TASK ITEM:
Where in the entries below does "Players" appear? Copy every line that has it.

EXCERPTED DATA:
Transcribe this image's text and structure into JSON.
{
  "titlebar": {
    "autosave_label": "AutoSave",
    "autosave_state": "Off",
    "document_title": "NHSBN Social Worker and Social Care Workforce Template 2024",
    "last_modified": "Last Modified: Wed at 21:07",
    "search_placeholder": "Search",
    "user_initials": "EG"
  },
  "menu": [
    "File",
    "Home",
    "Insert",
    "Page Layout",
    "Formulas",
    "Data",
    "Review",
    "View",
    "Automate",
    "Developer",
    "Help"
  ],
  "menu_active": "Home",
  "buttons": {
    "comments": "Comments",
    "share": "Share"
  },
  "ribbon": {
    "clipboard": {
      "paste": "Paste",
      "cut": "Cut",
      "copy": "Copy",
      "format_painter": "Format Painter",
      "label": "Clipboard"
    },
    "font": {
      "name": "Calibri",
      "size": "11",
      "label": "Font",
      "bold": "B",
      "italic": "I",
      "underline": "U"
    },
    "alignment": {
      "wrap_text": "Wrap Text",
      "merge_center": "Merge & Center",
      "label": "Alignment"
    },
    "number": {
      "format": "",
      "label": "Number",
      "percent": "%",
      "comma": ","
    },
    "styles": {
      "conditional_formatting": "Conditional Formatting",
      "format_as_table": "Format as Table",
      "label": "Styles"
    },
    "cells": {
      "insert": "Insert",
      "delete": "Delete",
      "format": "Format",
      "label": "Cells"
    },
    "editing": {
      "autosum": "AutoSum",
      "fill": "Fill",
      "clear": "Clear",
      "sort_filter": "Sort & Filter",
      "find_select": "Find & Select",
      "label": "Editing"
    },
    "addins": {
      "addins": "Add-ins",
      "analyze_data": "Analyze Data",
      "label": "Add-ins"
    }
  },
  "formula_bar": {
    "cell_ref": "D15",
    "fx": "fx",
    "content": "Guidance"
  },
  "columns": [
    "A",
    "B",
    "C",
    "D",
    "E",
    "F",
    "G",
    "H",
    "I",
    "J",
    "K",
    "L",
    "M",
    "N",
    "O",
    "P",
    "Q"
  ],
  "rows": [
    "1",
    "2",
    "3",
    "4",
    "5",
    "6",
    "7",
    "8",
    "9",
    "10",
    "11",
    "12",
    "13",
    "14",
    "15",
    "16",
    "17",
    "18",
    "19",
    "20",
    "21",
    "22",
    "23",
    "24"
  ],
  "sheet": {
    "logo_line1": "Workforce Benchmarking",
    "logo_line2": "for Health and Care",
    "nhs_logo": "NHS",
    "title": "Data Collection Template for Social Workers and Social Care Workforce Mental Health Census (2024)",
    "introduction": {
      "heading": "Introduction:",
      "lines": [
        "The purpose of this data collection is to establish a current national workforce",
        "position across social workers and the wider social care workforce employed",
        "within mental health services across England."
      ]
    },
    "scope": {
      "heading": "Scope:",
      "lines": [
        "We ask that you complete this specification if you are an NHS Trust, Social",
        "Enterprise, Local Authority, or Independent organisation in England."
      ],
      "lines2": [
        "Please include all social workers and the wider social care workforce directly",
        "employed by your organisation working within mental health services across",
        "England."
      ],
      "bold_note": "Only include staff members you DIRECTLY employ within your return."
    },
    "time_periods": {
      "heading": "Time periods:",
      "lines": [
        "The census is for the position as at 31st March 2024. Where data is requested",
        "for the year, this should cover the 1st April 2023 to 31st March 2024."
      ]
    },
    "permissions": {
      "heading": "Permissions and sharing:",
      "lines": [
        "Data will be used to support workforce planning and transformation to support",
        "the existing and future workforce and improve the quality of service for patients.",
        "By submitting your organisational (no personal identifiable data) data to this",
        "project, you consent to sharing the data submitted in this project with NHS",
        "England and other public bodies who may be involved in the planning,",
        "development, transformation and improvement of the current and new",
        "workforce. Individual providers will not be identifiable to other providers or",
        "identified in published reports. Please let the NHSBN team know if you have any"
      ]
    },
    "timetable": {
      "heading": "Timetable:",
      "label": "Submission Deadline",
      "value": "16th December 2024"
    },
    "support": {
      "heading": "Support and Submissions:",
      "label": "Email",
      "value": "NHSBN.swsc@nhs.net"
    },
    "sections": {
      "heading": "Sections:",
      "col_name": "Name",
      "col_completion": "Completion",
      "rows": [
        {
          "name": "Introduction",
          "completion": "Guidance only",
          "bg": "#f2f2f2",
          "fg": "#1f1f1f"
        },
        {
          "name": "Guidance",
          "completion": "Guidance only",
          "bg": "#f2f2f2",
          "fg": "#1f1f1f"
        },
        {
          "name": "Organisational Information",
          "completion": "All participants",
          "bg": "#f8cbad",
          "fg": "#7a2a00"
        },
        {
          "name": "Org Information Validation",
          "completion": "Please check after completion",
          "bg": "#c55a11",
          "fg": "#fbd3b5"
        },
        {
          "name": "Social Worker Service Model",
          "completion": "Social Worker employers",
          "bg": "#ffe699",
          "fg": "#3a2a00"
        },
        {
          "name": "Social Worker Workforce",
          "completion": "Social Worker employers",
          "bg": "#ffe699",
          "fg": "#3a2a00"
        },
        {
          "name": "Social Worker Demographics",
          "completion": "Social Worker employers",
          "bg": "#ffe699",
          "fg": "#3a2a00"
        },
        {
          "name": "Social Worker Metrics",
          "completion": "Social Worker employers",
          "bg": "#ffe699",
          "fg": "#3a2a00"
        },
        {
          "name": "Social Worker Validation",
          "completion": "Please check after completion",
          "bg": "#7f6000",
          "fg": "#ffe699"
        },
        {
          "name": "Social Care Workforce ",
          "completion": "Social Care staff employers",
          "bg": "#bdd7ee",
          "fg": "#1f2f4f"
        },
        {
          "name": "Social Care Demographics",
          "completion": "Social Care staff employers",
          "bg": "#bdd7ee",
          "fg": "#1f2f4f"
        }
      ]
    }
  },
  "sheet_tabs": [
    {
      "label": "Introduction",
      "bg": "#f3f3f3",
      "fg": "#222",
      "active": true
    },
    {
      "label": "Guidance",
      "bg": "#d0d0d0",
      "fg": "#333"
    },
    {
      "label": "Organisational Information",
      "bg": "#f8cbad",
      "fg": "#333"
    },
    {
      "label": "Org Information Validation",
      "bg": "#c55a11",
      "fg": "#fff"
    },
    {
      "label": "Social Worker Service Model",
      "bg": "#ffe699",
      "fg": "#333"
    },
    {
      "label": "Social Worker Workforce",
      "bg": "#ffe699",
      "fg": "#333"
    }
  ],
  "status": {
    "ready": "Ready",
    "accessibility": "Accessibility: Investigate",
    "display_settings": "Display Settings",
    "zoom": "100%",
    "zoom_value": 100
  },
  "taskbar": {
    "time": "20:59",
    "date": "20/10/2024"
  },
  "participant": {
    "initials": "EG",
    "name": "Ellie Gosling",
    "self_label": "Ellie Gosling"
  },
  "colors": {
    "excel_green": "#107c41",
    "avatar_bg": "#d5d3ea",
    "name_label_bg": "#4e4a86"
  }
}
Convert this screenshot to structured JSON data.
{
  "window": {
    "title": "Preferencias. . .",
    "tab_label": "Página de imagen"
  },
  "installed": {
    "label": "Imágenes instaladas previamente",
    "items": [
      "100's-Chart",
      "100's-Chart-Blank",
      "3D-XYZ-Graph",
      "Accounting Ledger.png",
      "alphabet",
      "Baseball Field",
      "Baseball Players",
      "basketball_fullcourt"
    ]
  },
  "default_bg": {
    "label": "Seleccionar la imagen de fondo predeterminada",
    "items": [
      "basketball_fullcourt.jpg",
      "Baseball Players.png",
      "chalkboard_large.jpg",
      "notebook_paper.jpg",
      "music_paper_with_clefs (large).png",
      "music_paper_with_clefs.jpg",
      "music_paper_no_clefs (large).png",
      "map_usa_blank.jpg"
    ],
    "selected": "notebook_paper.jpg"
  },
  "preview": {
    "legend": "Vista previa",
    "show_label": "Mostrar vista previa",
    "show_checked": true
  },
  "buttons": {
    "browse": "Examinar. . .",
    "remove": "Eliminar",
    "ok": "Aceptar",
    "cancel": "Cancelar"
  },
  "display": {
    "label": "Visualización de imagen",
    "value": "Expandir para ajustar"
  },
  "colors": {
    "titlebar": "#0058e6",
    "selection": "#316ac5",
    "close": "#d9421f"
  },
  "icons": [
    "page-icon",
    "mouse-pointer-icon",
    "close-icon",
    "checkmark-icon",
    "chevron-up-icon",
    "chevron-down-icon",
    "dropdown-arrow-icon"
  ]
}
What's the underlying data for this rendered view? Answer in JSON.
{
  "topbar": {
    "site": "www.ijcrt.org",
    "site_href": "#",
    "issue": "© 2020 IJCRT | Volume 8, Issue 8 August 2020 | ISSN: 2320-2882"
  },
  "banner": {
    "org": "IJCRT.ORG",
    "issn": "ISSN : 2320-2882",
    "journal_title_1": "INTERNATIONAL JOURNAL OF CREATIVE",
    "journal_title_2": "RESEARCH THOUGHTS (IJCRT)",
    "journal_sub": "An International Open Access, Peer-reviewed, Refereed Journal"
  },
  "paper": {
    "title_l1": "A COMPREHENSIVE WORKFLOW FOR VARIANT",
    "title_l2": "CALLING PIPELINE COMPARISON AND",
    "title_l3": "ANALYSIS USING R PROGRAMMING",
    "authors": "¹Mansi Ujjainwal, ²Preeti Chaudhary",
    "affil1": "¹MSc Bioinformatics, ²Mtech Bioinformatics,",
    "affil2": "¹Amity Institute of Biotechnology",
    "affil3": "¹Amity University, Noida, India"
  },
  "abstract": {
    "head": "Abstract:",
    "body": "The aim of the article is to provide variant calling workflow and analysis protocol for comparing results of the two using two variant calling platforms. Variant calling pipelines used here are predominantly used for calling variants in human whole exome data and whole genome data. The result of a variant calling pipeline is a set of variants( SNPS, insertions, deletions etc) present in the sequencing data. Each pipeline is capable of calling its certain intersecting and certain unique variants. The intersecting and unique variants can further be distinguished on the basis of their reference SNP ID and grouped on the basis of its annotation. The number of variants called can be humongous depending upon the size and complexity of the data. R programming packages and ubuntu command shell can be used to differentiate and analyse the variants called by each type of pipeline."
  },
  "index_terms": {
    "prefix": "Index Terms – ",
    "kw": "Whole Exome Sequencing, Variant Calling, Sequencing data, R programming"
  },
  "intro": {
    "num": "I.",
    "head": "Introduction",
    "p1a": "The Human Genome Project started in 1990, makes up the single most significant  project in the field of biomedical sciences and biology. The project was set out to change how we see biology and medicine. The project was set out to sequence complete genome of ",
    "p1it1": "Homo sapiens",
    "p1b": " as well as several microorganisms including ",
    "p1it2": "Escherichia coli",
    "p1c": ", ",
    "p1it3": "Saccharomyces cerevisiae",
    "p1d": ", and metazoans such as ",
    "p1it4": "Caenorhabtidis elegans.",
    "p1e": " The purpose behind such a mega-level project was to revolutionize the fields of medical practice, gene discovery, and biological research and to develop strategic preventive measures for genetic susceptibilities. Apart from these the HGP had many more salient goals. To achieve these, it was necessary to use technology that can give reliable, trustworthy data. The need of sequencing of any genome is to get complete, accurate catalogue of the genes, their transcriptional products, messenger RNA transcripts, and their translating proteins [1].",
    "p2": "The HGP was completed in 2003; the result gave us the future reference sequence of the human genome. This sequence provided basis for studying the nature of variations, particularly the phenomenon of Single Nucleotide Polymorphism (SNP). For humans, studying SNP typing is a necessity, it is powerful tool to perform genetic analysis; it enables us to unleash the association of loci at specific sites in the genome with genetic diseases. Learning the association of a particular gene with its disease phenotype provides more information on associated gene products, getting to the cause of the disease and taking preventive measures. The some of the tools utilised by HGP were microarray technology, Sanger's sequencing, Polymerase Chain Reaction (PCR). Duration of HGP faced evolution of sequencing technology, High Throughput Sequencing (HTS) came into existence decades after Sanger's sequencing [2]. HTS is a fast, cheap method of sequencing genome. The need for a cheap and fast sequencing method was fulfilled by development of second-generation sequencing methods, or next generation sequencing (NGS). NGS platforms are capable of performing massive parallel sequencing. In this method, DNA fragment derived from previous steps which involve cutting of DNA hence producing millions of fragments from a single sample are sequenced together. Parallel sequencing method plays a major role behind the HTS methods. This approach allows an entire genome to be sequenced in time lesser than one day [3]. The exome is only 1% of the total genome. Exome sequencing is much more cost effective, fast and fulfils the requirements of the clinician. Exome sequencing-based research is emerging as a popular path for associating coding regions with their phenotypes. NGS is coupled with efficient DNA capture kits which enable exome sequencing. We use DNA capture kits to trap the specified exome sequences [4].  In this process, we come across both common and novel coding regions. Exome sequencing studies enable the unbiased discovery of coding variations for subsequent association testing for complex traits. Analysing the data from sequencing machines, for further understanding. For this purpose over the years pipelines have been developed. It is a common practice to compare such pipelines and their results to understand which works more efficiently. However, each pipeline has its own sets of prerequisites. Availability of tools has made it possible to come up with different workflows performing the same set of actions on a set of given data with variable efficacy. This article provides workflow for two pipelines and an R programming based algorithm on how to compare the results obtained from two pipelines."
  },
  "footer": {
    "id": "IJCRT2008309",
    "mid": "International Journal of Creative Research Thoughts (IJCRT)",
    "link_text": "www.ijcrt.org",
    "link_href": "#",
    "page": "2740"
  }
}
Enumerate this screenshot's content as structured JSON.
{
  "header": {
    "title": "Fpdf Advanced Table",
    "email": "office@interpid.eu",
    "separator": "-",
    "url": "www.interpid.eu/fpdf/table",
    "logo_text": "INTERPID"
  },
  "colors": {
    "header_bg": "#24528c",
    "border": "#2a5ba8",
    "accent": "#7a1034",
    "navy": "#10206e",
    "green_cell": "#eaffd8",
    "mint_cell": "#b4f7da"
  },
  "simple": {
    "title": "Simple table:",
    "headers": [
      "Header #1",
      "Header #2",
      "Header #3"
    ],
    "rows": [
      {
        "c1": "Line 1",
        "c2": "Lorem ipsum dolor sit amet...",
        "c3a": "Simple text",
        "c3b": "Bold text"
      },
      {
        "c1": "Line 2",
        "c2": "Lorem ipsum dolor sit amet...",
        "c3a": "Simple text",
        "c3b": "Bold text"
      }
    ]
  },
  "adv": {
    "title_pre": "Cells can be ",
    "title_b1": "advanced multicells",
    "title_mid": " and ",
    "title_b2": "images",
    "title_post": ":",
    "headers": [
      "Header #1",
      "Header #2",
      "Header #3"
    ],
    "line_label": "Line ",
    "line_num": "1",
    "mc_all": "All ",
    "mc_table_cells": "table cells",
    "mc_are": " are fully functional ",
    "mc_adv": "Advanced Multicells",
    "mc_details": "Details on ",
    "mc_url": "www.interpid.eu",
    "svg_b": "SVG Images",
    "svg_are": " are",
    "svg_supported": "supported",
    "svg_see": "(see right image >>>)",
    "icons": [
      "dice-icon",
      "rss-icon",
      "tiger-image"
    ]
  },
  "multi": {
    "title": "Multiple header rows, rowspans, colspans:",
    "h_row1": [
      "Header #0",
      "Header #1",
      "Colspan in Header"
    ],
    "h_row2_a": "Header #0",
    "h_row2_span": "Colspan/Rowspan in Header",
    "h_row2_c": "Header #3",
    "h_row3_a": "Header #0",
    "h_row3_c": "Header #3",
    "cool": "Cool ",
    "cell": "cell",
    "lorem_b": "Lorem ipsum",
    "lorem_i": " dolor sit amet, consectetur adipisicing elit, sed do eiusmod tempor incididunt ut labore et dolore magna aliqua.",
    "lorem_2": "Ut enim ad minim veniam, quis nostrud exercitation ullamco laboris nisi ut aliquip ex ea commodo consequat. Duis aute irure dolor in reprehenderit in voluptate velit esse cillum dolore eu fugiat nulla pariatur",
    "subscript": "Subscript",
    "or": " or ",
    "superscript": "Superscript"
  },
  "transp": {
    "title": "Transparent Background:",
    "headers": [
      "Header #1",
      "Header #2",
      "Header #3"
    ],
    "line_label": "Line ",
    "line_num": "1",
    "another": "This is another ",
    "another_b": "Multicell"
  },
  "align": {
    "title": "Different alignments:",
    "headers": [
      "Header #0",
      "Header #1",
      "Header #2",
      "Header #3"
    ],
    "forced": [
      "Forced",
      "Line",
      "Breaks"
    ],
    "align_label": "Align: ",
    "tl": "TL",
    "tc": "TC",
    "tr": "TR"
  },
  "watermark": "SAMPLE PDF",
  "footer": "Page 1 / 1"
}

TASK RESPONSE:
      "Baseball Players",
      "Baseball Players.png",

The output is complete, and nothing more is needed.